# EXERCISE INPUTS
··········

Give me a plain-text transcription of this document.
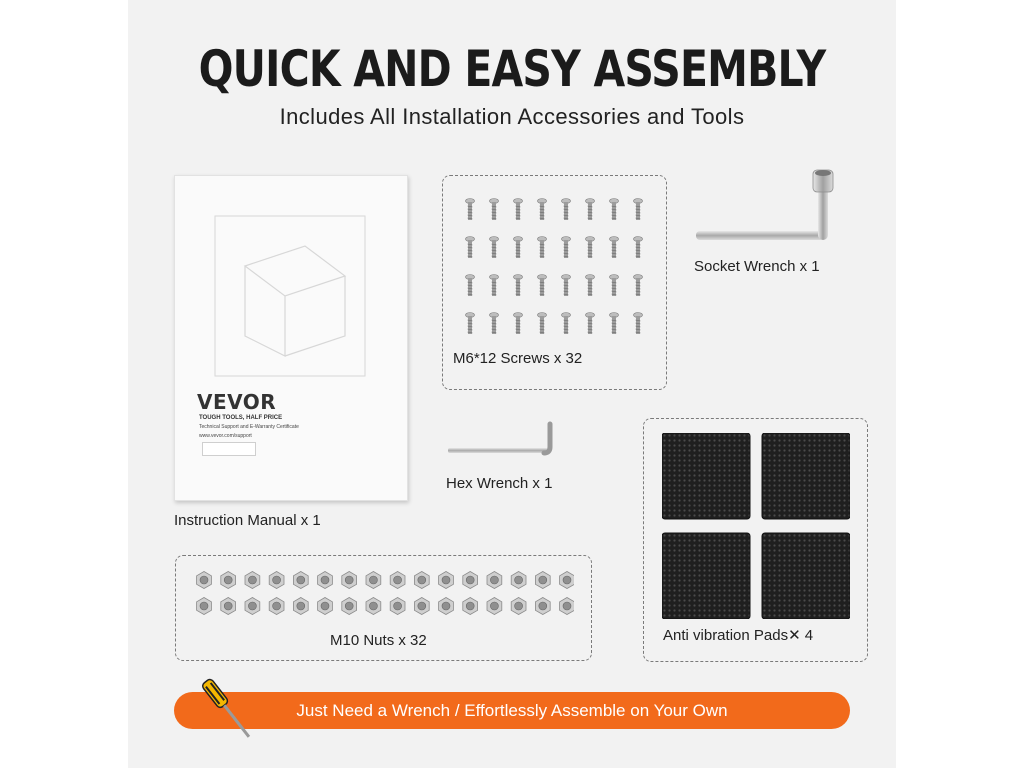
QUICK AND EASY ASSEMBLY
Includes All Installation Accessories and Tools
VEVOR
TOUGH TOOLS, HALF PRICE
Technical Support and E-Warranty Certificate
www.vevor.com/support
Instruction Manual x 1
M6*12 Screws x 32
Socket Wrench x 1
Hex Wrench x 1
M10 Nuts x 32	Anti vibration Pads✕ 4
Just Need a Wrench / Effortlessly Assemble on Your Own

··········

# DIRECTION
Quote every line word for word and keep the images out of the copy.

# EXERCISE RESULT
Give me a plain-text transcription of this document.
QUICK AND EASY ASSEMBLY
Includes All Installation Accessories and Tools
VEVOR
TOUGH TOOLS, HALF PRICE
Technical Support and E-Warranty Certificate
www.vevor.com/support
Instruction Manual x 1
M6*12 Screws x 32
Socket Wrench x 1
Hex Wrench x 1
M10 Nuts x 32	Anti vibration Pads✕ 4
Just Need a Wrench / Effortlessly Assemble on Your Own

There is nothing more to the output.